Try it
In the Healthpeak tender offer announcement, why are the 3.400% Notes subject to proration? Please answer in one to three sentences.

DENVER, May 18, 2021 /PRNewswire/ -- Healthpeak Properties, Inc. (NYSE: PEAK) ("Healthpeak") announced today the early tender results for its previously announced tender offers (the "Tender Offers") to purchase for cash up to an aggregate principal amount of $550,000,000 (the "Aggregate Maximum Tender Amount") of its 3.400% Senior Notes due 2025 (the "3.400% Notes") and its 4.000% Senior Notes due 2025 (the "4.000% Notes" and, together with the 3.400% Notes, the "Notes").
Title of Note
Principal Amount Outstanding
U.S. Treasury Reference Security
Bloomberg Reference Page
Early Tender Premium (1)
Principal Amount Tendered at Early Tender Time
3.400% Senior Notes due 2025
0.75% UST due April 30, 2026
4.000% Senior Notes due 2025
0.75% UST due April 30, 2026
Per $1,000 principal amount.
The terms and conditions of the Tender Offers are set forth in the offer to purchase, dated May 4, 2021 (as the same may be further amended or supplemented, the "Offer to Purchase"). The Tender Offers will expire at 5:00 p.m., New York City Time, on June 2, 2021, unless earlier terminated.
As of 5:00 p.m., New York City Time, on May 17, 2021 (such date and time, as it may be extended, the "Early Tender Time"), according to information provided by Global Bondholder Services Corporation, the tender and information agent for the Tender Offers, the aggregate principal amounts of each series of Notes set forth in the table above under "Principal Amount Tendered at Early Tender Time" had been validly tendered and not validly withdrawn in the Tender Offers. Withdrawal rights for the Notes expired at 5:00 p.m., New York City Time, on May 17, 2021.
The "Total Consideration" for each $1,000 principal amount of Notes validly tendered and accepted for purchase pursuant to the Tender Offer will be determined in the manner described in the Offer to Purchase by reference to the applicable fixed spread for each series of Notes specified in the table above plus the yield based on the bid-side price of the applicable U.S. Treasury Reference Security specified in the table above at 10:00 a.m., New York City Time, today, and is inclusive of the applicable Early Tender Premium (as set forth in the table above).
Healthpeak will accept for purchase all of the 4.000% Notes that have been validly tendered and not validly withdrawn and will accept for purchase $251,806,000 of the 3.400% Notes, resulting in an amount of Notes accepted for purchase equal to the Aggregate Maximum Tender Amount. Because the 3.400% Notes that have been validly tendered and not validly withdrawn exceeds the Target Allocation for such series and, when combined with the aggregate principal amount of 4.000% Notes validly tendered, exceeds the Aggregate Maximum Tender Amount, the 3.400% Notes validly tendered and not validly withdrawn will be subject to a proration rate of approximately 94% for the 3.400% Notes. The 3.400% Notes tendered by a holder will be multiplied by the applicable proration rate and then rounded down to the nearest $1,000 increment. Healthpeak expects to announce the pricing of the Tender Offers later today.

Supplied information

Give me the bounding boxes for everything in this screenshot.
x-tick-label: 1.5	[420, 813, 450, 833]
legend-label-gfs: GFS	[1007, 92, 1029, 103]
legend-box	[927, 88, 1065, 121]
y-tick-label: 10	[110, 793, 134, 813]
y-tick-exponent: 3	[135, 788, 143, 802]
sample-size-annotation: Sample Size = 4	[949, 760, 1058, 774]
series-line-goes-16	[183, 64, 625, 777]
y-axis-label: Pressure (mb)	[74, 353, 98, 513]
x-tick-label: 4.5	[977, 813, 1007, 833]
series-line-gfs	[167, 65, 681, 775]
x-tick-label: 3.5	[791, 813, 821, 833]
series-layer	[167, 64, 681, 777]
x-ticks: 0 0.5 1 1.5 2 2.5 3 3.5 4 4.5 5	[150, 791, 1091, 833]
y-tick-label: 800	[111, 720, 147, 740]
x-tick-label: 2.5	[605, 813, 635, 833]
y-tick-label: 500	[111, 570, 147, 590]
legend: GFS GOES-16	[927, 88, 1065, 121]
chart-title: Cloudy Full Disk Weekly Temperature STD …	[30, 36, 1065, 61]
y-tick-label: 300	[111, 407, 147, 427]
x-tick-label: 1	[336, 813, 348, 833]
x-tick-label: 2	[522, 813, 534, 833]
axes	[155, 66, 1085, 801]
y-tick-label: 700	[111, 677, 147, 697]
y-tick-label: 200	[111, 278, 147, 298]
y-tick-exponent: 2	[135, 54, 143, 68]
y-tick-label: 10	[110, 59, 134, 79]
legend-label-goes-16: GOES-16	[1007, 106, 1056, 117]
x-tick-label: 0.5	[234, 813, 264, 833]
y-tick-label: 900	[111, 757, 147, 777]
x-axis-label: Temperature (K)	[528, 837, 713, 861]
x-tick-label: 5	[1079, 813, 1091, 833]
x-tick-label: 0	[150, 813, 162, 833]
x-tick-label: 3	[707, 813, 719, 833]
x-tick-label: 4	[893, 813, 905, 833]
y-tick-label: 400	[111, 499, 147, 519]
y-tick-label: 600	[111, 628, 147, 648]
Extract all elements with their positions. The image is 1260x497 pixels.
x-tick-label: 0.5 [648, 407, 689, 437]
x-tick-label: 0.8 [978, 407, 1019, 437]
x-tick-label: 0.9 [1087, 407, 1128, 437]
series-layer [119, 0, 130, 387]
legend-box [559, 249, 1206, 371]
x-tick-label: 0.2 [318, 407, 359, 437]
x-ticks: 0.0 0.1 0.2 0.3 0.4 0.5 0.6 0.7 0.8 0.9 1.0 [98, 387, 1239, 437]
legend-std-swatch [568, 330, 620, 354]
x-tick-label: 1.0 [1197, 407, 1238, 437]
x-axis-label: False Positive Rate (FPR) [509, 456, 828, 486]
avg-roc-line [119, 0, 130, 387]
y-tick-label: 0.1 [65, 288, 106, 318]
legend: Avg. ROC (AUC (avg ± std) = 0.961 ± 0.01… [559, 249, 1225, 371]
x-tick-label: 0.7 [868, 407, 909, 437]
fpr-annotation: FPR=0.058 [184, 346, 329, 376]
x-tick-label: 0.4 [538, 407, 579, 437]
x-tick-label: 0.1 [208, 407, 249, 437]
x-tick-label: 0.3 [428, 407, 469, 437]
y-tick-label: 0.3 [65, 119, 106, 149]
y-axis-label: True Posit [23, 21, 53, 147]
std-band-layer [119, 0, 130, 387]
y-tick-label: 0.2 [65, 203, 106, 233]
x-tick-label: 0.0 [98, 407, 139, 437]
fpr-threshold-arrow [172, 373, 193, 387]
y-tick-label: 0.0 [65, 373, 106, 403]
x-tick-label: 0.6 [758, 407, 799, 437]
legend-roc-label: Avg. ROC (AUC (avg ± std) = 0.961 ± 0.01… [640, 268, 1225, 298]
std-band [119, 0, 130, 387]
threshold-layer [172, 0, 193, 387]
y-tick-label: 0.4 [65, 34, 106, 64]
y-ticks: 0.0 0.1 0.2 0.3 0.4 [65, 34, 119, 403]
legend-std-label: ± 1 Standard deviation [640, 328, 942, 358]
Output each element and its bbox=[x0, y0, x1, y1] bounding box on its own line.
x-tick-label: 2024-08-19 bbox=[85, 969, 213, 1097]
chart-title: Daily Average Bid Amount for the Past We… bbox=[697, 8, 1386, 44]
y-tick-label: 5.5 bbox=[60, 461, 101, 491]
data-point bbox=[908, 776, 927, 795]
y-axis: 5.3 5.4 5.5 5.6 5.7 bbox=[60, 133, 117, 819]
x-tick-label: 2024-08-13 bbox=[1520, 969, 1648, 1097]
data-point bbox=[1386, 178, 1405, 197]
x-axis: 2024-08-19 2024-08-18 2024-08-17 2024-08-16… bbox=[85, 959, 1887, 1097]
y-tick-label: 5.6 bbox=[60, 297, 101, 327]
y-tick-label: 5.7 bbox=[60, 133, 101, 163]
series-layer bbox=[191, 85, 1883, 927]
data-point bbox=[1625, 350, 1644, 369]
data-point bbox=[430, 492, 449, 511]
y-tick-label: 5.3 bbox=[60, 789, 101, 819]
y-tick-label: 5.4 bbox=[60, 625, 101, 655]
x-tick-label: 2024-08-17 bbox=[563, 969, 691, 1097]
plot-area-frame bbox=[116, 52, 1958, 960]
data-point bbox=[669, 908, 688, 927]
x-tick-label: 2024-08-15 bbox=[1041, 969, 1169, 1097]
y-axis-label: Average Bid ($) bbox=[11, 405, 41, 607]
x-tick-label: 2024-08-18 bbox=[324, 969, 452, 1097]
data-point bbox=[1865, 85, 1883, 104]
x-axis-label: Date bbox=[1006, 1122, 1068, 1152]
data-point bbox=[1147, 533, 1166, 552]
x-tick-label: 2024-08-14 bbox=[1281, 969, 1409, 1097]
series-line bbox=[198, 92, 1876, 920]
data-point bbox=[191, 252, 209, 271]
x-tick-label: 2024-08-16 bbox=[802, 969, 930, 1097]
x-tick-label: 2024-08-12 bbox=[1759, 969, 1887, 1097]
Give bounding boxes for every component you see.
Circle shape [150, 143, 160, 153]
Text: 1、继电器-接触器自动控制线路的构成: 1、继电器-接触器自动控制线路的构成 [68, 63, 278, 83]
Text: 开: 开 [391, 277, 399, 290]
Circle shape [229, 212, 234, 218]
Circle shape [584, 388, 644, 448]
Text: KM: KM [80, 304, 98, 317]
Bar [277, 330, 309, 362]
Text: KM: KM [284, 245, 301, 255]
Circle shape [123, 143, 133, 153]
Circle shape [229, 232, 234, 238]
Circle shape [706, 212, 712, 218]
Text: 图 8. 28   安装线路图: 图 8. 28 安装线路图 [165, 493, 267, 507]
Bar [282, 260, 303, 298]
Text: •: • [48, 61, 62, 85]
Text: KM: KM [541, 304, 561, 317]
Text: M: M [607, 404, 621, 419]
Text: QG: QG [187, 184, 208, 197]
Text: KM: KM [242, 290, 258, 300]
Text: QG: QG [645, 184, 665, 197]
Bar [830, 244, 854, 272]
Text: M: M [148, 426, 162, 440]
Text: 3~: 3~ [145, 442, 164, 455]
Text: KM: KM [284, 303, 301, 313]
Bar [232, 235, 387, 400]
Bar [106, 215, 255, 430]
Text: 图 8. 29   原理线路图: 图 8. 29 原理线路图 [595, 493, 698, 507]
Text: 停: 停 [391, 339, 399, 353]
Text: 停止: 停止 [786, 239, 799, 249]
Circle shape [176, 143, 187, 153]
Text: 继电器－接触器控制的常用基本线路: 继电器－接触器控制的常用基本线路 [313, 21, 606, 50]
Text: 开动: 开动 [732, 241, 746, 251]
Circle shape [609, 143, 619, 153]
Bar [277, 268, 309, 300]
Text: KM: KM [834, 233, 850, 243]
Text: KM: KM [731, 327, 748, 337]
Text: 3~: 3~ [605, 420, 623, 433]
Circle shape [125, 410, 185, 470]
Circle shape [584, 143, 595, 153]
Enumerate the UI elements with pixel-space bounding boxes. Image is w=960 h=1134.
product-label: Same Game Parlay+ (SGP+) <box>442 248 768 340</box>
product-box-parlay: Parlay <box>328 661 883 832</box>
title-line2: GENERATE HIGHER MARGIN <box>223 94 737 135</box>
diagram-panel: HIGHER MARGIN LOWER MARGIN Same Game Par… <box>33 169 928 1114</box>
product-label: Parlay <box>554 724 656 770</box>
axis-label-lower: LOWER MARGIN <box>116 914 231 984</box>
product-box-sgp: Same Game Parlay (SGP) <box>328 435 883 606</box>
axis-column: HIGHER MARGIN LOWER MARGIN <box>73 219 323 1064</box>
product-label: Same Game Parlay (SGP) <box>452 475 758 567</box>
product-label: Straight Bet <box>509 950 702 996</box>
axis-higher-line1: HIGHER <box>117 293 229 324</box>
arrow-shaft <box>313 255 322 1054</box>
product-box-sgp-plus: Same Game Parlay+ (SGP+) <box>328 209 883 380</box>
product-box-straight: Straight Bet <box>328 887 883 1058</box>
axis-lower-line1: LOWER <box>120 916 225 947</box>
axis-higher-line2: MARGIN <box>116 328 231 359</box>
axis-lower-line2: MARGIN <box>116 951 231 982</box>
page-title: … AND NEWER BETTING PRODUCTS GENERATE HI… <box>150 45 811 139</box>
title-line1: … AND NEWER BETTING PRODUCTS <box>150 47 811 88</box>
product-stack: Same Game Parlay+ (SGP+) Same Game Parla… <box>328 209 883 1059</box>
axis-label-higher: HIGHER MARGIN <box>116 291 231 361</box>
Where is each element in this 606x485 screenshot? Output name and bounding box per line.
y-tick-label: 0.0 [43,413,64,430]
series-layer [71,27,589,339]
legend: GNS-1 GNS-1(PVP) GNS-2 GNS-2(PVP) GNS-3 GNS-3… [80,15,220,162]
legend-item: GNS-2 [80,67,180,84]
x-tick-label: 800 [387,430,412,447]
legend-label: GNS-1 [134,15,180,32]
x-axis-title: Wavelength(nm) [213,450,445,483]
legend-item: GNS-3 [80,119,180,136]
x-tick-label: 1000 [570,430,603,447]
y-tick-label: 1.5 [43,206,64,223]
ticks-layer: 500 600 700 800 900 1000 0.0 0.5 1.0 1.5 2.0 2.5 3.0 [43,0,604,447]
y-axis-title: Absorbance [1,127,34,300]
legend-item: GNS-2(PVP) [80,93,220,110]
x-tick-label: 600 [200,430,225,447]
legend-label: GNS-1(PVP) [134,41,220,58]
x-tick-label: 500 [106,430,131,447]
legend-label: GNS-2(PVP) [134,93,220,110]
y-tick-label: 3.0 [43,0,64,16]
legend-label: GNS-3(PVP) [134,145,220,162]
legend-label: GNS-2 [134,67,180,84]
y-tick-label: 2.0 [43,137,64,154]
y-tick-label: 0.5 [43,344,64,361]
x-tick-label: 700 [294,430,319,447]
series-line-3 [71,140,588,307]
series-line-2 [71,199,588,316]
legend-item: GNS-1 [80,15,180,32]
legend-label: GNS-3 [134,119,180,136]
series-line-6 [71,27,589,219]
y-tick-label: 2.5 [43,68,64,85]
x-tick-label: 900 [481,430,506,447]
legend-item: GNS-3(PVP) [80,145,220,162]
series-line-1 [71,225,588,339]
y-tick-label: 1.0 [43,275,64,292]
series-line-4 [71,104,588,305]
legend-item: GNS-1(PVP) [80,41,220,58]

Your solution
The 3.400% Notes validly tendered and not validly withdrawn exceed the Target Allocation for that series. Combined with the 4.000% Notes validly tendered, they also exceed the Aggregate Maximum Tender Amount of $550,000,000. As a result, they are subject to a proration rate of approximately 94%, and each holder's tendered amount is multiplied by that rate and rounded down to the nearest $1,000 increment.